Excerpt provided »
--- Begin ---

More information: monashdatafluency.github.io

How to Do It

Time to get our hands dirty.



Please go to the Kaggle notebook now.

www.kaggle.com

How to Do It Part 1: A 10 Minutes Python Primer

Notebooks (e.g. Jupyter) are great

  • for combining text and code
  • for trying out stuff
  • for quick and somewhat reproducible analysis

They are not so great…

  • for complex projects
  • for debugging
  • for version control (but it depends)
  • for programs that run mostly “behind the scenes” (e.g. scraping)

We’ll use a notebook for convenience, but you might want to install a “full-grown” Python environment later on. (Not today’s topic.)

Hello World!

print("Hello World!")
Hello World!
# whatever succeeds a hash sign (#)
# is not evaluated.
# useful for comments
# or to (temporarily) disable code

# print("Hello World!") # skipped
print("Hello Earthling!") # evaluated
Hello Earthling!

--- End ---

Material shown »
--- Begin ---

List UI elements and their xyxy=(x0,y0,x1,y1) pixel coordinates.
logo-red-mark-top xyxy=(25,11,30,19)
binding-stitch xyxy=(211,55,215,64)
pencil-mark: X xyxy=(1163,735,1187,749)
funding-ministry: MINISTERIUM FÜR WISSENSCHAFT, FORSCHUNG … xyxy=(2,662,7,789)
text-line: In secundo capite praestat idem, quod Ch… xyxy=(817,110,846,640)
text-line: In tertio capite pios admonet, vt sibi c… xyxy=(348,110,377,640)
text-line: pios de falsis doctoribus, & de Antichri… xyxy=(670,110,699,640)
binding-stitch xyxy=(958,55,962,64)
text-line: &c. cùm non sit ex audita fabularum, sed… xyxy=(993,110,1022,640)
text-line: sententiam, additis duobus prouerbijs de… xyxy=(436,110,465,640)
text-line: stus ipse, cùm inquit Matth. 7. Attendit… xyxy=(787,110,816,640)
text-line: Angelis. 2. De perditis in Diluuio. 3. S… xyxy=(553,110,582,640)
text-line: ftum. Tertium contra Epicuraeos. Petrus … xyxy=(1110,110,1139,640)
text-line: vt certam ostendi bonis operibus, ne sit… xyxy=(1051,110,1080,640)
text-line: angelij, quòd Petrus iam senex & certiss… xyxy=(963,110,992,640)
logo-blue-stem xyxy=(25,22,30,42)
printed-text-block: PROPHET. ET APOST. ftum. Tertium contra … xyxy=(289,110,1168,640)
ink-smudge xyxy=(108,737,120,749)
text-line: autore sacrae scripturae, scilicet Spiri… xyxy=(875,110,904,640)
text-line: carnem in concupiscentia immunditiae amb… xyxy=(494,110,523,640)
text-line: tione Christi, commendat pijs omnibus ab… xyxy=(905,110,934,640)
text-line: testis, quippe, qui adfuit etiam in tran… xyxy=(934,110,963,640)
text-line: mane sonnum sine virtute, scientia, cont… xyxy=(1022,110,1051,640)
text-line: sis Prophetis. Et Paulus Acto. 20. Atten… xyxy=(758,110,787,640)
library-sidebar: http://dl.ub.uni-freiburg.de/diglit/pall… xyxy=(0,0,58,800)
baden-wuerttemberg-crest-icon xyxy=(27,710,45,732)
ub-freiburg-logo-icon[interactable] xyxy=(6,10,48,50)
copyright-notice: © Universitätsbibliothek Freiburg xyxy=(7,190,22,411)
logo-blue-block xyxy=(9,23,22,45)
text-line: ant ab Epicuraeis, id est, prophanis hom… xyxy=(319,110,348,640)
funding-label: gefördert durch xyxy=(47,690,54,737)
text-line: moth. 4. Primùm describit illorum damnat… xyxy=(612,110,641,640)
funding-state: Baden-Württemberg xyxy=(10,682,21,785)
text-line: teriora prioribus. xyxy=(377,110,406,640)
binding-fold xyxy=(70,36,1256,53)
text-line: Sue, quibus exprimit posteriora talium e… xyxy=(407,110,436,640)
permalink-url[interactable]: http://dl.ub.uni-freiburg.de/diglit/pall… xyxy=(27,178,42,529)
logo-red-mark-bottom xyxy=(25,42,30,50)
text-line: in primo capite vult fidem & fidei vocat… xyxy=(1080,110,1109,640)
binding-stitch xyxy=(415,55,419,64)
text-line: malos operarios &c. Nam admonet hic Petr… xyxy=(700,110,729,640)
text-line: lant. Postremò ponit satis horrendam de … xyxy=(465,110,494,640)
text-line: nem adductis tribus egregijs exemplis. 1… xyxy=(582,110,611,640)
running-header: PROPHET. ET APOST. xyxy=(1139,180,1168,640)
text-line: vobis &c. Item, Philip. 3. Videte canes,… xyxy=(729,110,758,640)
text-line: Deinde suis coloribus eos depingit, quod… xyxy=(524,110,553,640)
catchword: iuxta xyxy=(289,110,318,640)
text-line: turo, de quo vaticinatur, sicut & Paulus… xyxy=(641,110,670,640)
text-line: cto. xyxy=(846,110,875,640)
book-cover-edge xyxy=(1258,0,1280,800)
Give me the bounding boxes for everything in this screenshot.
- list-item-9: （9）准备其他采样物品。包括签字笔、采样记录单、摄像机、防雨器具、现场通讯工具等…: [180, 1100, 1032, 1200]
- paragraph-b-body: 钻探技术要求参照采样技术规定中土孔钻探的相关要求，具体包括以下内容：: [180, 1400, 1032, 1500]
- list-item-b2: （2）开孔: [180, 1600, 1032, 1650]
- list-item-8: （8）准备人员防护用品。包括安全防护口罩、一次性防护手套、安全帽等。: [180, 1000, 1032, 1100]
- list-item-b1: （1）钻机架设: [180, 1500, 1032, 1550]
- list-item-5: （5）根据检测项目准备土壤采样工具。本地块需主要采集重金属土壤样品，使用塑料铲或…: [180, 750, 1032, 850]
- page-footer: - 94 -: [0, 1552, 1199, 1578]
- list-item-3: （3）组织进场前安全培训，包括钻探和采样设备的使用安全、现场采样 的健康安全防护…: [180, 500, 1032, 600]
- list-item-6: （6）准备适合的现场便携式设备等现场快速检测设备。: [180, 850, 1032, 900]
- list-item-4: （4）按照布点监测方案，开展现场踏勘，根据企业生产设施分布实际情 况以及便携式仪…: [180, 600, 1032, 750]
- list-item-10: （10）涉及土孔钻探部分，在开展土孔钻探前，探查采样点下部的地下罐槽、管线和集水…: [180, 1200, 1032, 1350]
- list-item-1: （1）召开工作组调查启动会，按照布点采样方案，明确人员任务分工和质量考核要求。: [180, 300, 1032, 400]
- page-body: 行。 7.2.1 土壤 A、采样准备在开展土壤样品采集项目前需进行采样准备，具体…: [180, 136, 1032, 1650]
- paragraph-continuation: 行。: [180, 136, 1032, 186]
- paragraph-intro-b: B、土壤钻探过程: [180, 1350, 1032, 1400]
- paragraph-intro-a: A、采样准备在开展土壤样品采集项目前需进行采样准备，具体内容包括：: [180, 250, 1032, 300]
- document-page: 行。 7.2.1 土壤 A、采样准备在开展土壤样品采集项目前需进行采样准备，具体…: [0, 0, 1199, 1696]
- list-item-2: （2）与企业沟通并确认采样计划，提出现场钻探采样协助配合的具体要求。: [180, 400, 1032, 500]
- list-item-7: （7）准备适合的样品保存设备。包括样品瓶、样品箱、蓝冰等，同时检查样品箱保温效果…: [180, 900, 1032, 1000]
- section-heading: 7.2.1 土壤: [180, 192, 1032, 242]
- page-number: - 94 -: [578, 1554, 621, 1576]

--- End ---

Goal of the exercise » Extract the entire excerpt on the Python notebook primer, reproducing every line verbatim. The records were taken from a separate source, not from the text.

Answer to this exercise »
More information: monashdatafluency.github.io

How to Do It

Time to get our hands dirty.



Please go to the Kaggle notebook now.

www.kaggle.com

How to Do It Part 1: A 10 Minutes Python Primer

Notebooks (e.g. Jupyter) are great

  • for combining text and code
  • for trying out stuff
  • for quick and somewhat reproducible analysis

They are not so great…

  • for complex projects
  • for debugging
  • for version control (but it depends)
  • for programs that run mostly “behind the scenes” (e.g. scraping)

We’ll use a notebook for convenience, but you might want to install a “full-grown” Python environment later on. (Not today’s topic.)

Hello World!

print("Hello World!")
Hello World!
# whatever succeeds a hash sign (#)
# is not evaluated.
# useful for comments
# or to (temporarily) disable code

# print("Hello World!") # skipped
print("Hello Earthling!") # evaluated
Hello Earthling!